_REQUIREMENTS_
Transcribe the records that follow in their entirety, omitting any pictures.

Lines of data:
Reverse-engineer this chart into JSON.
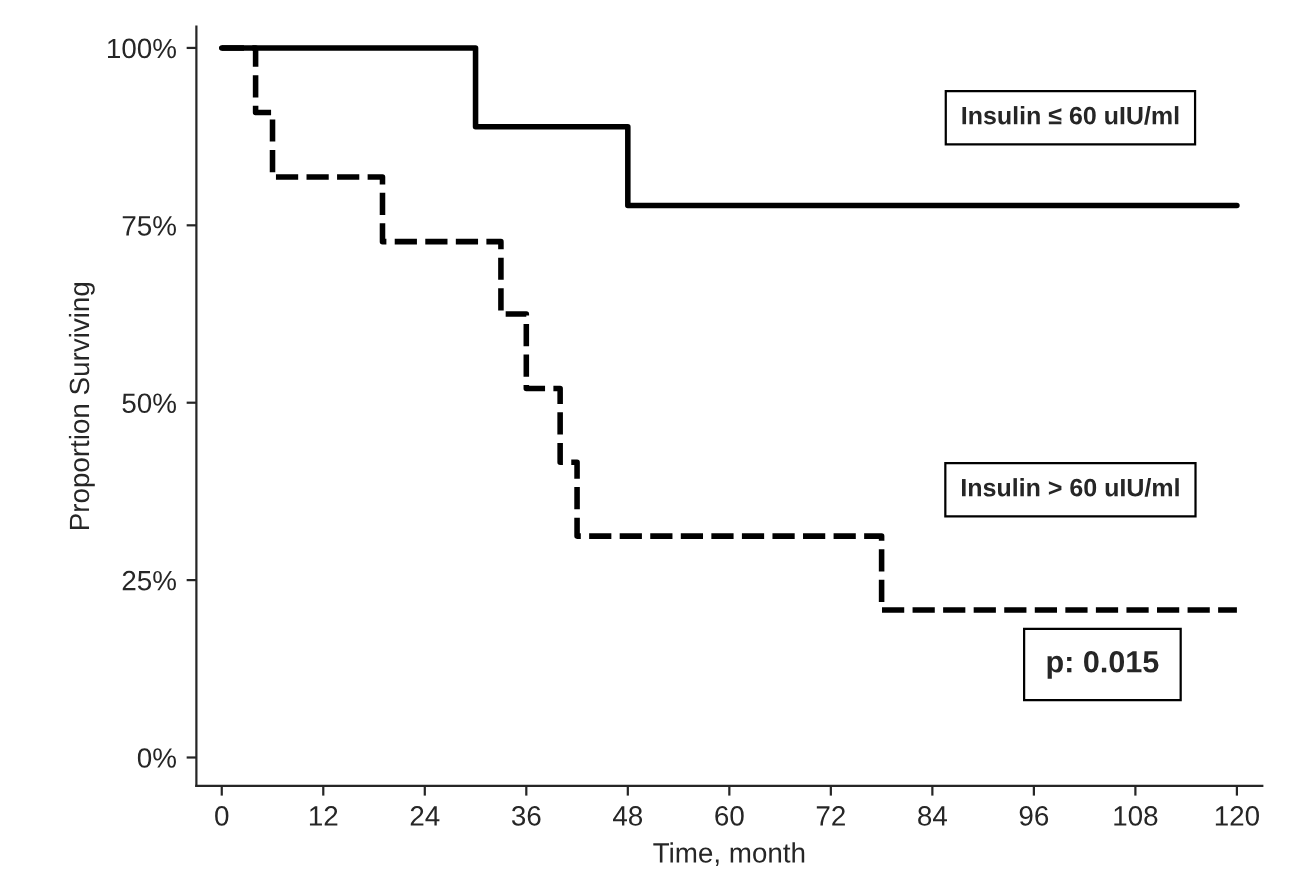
{
  "chart_data": {
    "type": "step",
    "xlabel": "Time, month",
    "ylabel": "Proportion Surviving",
    "xlim": [
      -3,
      123
    ],
    "ylim": [
      -4,
      103
    ],
    "xticks": [
      0,
      12,
      24,
      36,
      48,
      60,
      72,
      84,
      96,
      108,
      120
    ],
    "yticks": [
      {
        "value": 0,
        "label": "0%"
      },
      {
        "value": 25,
        "label": "25%"
      },
      {
        "value": 50,
        "label": "50%"
      },
      {
        "value": 75,
        "label": "75%"
      },
      {
        "value": 100,
        "label": "100%"
      }
    ],
    "grid": false,
    "legend": false,
    "series": [
      {
        "name": "Insulin ≤ 60 uIU/ml",
        "color": "#000000",
        "line_style": "solid",
        "x": [
          0,
          30,
          48,
          120
        ],
        "values": [
          100,
          88.9,
          77.8,
          77.8
        ]
      },
      {
        "name": "Insulin > 60 uIU/ml",
        "color": "#000000",
        "line_style": "dashed",
        "x": [
          0,
          4,
          6,
          19,
          33,
          36,
          40,
          42,
          78,
          120
        ],
        "values": [
          100,
          90.9,
          81.8,
          72.7,
          62.5,
          52,
          41.6,
          31.2,
          20.8,
          20.8
        ]
      }
    ],
    "annotations": [
      "p: 0.015"
    ]
  }
}
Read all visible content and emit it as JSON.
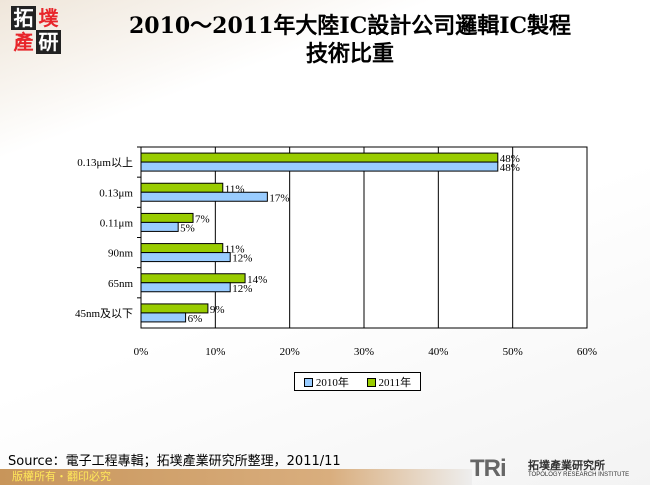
{
  "logo": {
    "chars": [
      "拓",
      "墣",
      "產",
      "研"
    ]
  },
  "title_line1": "2010～2011年大陸IC設計公司邏輯IC製程",
  "title_line2": "技術比重",
  "chart_data": {
    "type": "bar",
    "orientation": "horizontal",
    "categories": [
      "0.13μm以上",
      "0.13μm",
      "0.11μm",
      "90nm",
      "65nm",
      "45nm及以下"
    ],
    "series": [
      {
        "name": "2010年",
        "color": "#99ccff",
        "values": [
          48,
          17,
          5,
          12,
          12,
          6
        ],
        "labels": [
          "48%",
          "17%",
          "5%",
          "12%",
          "12%",
          "6%"
        ]
      },
      {
        "name": "2011年",
        "color": "#99cc00",
        "values": [
          48,
          11,
          7,
          11,
          14,
          9
        ],
        "labels": [
          "48%",
          "11%",
          "7%",
          "11%",
          "14%",
          "9%"
        ]
      }
    ],
    "xlim": [
      0,
      60
    ],
    "xticks": [
      "0%",
      "10%",
      "20%",
      "30%",
      "40%",
      "50%",
      "60%"
    ],
    "grid": true,
    "legend_position": "bottom"
  },
  "source": "Source：電子工程專輯；拓墣產業研究所整理，2011/11",
  "footer": "版權所有・翻印必究",
  "brand": {
    "mark": "TRi",
    "name_cn": "拓墣產業研究所",
    "name_en": "TOPOLOGY RESEARCH INSTITUTE"
  }
}
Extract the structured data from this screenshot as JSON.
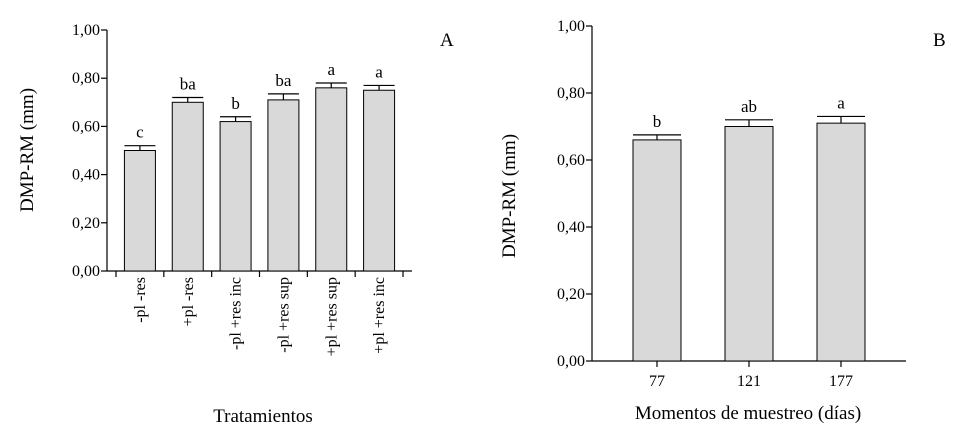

_FINISHED EXERCISE_
Reverse-engineer this chart into JSON.
{
  "chart_data": {
    "type": "step",
    "xlabel": "Time, month",
    "ylabel": "Proportion Surviving",
    "xlim": [
      -3,
      123
    ],
    "ylim": [
      -4,
      103
    ],
    "xticks": [
      0,
      12,
      24,
      36,
      48,
      60,
      72,
      84,
      96,
      108,
      120
    ],
    "yticks": [
      {
        "value": 0,
        "label": "0%"
      },
      {
        "value": 25,
        "label": "25%"
      },
      {
        "value": 50,
        "label": "50%"
      },
      {
        "value": 75,
        "label": "75%"
      },
      {
        "value": 100,
        "label": "100%"
      }
    ],
    "grid": false,
    "legend": false,
    "series": [
      {
        "name": "Insulin ≤ 60 uIU/ml",
        "color": "#000000",
        "line_style": "solid",
        "x": [
          0,
          30,
          48,
          120
        ],
        "values": [
          100,
          88.9,
          77.8,
          77.8
        ]
      },
      {
        "name": "Insulin > 60 uIU/ml",
        "color": "#000000",
        "line_style": "dashed",
        "x": [
          0,
          4,
          6,
          19,
          33,
          36,
          40,
          42,
          78,
          120
        ],
        "values": [
          100,
          90.9,
          81.8,
          72.7,
          62.5,
          52,
          41.6,
          31.2,
          20.8,
          20.8
        ]
      }
    ],
    "annotations": [
      "p: 0.015"
    ]
  }
}
Read all visible content and emit it as JSON.
{
  "logo": {
    "chars": [
      "拓",
      "墣",
      "產",
      "研"
    ]
  },
  "title_line1": "2010～2011年大陸IC設計公司邏輯IC製程",
  "title_line2": "技術比重",
  "chart_data": {
    "type": "bar",
    "orientation": "horizontal",
    "categories": [
      "0.13μm以上",
      "0.13μm",
      "0.11μm",
      "90nm",
      "65nm",
      "45nm及以下"
    ],
    "series": [
      {
        "name": "2010年",
        "color": "#99ccff",
        "values": [
          48,
          17,
          5,
          12,
          12,
          6
        ],
        "labels": [
          "48%",
          "17%",
          "5%",
          "12%",
          "12%",
          "6%"
        ]
      },
      {
        "name": "2011年",
        "color": "#99cc00",
        "values": [
          48,
          11,
          7,
          11,
          14,
          9
        ],
        "labels": [
          "48%",
          "11%",
          "7%",
          "11%",
          "14%",
          "9%"
        ]
      }
    ],
    "xlim": [
      0,
      60
    ],
    "xticks": [
      "0%",
      "10%",
      "20%",
      "30%",
      "40%",
      "50%",
      "60%"
    ],
    "grid": true,
    "legend_position": "bottom"
  },
  "source": "Source：電子工程專輯；拓墣產業研究所整理，2011/11",
  "footer": "版權所有・翻印必究",
  "brand": {
    "mark": "TRi",
    "name_cn": "拓墣產業研究所",
    "name_en": "TOPOLOGY RESEARCH INSTITUTE"
  }
}
Extract the structured data from this screenshot as JSON.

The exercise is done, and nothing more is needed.